What you need to do:
List each line of the data that holds the string "heading".

********************

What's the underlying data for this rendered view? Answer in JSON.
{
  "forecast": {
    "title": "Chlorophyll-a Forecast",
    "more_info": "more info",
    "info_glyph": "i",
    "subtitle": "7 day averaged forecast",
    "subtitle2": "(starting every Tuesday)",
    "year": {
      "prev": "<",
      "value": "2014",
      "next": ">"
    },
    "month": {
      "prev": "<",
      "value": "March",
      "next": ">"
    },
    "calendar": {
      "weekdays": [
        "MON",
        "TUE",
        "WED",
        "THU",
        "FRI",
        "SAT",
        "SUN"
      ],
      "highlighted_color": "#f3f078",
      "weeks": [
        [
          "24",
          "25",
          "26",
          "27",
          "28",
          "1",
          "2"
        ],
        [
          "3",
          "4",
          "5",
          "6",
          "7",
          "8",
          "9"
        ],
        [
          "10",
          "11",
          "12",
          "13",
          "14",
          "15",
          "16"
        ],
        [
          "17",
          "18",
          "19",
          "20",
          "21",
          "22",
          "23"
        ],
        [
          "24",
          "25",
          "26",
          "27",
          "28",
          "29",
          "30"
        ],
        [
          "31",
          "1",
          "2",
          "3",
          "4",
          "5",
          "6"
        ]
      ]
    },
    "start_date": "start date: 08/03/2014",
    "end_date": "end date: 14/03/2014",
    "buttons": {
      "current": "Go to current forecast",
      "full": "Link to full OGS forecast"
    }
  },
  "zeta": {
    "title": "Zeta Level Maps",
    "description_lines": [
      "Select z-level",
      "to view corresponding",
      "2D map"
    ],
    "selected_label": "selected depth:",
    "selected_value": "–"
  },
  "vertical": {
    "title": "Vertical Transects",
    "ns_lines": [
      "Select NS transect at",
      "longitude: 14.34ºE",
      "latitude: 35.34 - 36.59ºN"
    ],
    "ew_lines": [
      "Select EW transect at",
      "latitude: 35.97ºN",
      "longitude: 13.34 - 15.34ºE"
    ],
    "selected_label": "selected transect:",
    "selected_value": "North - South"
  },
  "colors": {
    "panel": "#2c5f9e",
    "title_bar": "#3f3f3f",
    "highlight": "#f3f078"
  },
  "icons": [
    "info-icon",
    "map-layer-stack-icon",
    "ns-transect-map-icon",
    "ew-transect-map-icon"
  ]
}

********************

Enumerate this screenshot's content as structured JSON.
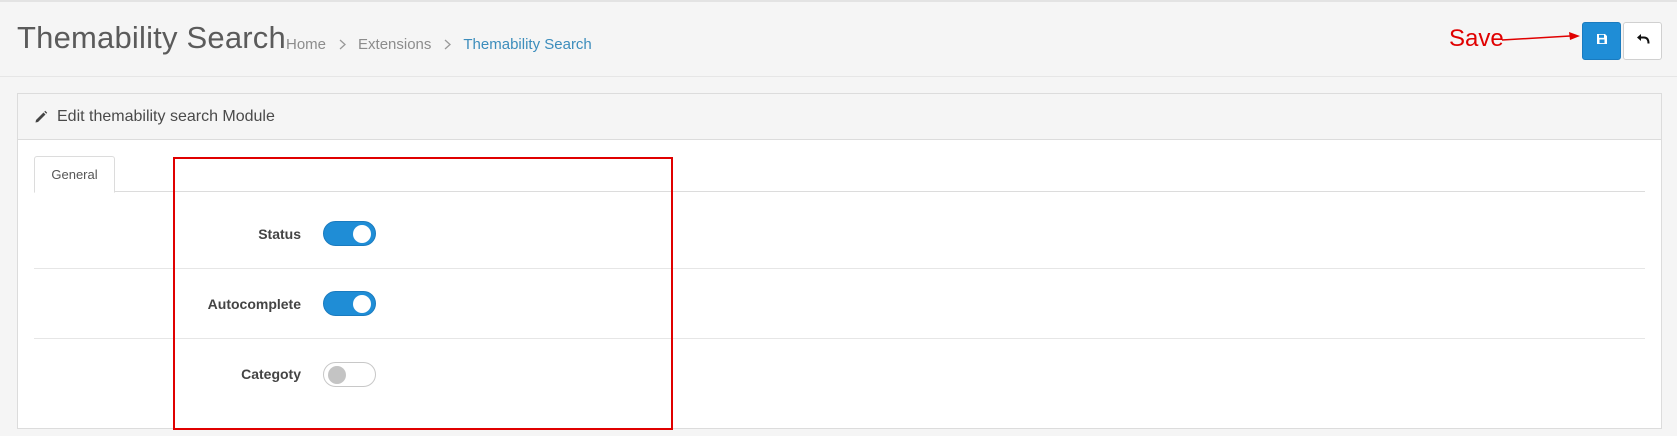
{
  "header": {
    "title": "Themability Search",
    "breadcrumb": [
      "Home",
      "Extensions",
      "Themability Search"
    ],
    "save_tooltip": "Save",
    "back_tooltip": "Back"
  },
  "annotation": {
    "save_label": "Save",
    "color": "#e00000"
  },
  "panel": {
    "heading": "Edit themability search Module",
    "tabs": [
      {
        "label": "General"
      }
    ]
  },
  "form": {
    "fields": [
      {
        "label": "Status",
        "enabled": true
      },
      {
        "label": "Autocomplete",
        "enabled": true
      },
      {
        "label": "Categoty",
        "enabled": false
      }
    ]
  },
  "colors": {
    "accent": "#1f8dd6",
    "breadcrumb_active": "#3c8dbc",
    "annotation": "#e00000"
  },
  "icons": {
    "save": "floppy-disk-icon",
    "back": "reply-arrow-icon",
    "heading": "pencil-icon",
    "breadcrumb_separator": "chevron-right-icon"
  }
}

********************

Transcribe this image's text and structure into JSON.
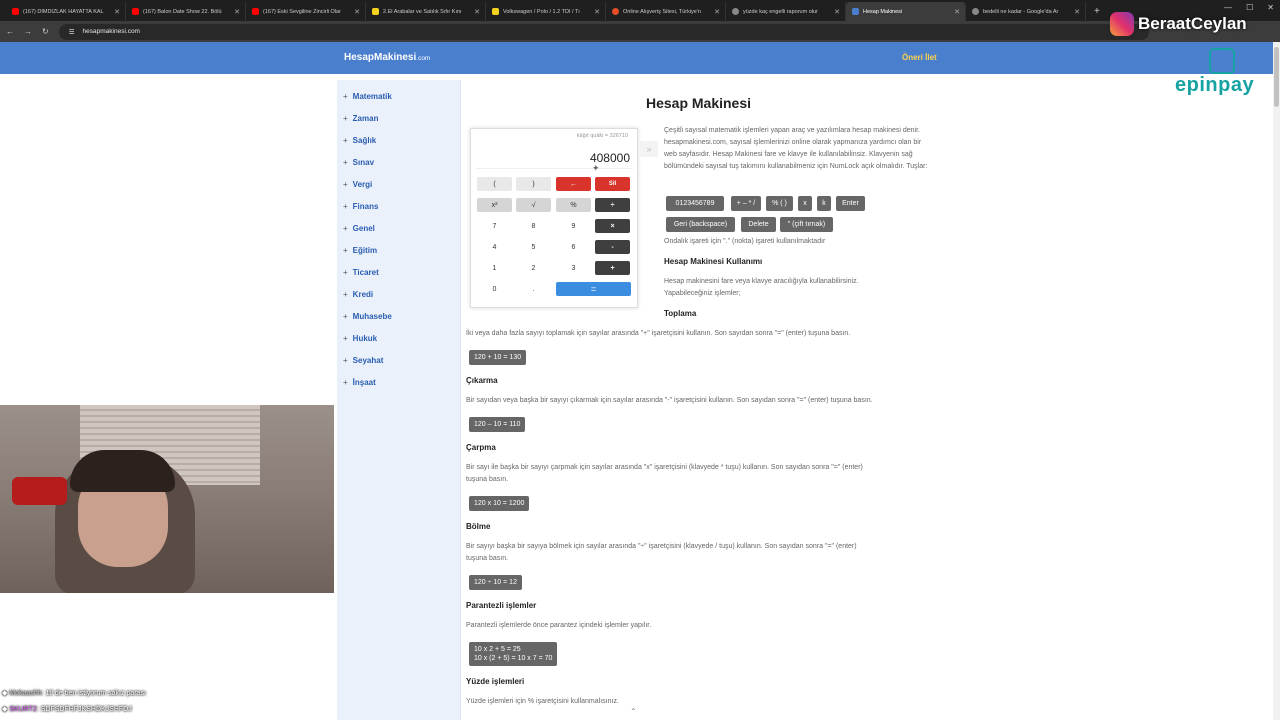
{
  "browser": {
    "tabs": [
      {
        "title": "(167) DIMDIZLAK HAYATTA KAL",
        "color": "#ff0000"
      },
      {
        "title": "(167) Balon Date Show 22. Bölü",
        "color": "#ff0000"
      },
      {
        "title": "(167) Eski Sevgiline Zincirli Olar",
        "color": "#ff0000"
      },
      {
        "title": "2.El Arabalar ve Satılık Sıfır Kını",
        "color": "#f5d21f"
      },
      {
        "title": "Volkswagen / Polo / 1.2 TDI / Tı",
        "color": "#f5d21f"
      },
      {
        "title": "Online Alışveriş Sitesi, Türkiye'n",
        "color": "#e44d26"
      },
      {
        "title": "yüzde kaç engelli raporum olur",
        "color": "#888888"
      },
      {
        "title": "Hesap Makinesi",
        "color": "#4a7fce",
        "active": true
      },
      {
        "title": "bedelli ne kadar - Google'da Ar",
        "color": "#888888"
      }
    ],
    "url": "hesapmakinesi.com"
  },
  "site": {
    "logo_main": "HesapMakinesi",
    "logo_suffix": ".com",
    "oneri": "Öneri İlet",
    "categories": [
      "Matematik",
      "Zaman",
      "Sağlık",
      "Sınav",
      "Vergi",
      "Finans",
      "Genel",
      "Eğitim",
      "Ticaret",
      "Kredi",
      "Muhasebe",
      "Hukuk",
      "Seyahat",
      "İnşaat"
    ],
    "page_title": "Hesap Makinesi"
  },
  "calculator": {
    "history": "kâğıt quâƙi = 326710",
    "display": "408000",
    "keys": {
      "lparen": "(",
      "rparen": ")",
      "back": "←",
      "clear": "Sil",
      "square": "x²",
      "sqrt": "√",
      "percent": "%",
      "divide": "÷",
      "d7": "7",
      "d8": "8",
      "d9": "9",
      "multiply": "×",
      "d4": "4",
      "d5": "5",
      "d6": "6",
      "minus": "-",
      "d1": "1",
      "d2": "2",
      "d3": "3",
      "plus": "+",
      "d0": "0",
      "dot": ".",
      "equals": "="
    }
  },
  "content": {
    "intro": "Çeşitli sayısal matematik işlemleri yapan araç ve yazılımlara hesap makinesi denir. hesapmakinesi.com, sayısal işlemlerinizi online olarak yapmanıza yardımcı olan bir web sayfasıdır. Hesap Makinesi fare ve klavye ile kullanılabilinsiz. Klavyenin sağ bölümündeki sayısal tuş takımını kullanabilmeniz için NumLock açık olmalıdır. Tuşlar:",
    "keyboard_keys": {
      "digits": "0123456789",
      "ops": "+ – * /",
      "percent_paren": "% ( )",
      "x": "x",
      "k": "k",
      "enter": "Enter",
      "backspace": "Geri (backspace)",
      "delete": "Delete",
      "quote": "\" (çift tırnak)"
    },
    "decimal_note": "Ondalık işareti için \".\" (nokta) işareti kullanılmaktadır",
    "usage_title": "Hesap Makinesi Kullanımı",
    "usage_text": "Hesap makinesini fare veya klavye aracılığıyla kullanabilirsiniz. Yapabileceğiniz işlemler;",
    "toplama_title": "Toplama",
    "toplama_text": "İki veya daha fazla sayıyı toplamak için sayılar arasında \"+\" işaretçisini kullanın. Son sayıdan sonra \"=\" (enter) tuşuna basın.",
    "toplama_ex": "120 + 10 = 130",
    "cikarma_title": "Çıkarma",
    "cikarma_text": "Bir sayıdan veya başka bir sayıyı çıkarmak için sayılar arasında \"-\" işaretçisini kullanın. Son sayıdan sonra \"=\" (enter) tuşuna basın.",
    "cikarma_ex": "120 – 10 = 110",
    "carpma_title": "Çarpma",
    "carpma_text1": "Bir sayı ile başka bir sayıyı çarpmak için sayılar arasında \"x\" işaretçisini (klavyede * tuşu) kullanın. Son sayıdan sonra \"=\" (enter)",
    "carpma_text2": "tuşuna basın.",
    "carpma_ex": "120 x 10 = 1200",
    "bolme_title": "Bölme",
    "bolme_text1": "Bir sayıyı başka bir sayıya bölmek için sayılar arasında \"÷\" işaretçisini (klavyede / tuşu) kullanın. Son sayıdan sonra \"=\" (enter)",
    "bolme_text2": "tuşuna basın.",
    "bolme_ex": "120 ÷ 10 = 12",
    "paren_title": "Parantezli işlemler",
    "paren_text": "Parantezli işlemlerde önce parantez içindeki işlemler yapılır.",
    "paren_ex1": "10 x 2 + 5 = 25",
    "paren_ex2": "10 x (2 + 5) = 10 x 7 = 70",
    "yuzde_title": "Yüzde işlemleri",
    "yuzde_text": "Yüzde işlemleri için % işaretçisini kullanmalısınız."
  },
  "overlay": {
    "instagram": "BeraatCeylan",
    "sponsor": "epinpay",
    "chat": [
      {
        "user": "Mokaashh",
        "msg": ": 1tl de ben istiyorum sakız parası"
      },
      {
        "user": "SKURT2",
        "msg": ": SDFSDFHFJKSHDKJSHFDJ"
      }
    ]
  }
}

********************

Output:
    "heading": "Edit themability search Module",
    "heading": "pencil-icon",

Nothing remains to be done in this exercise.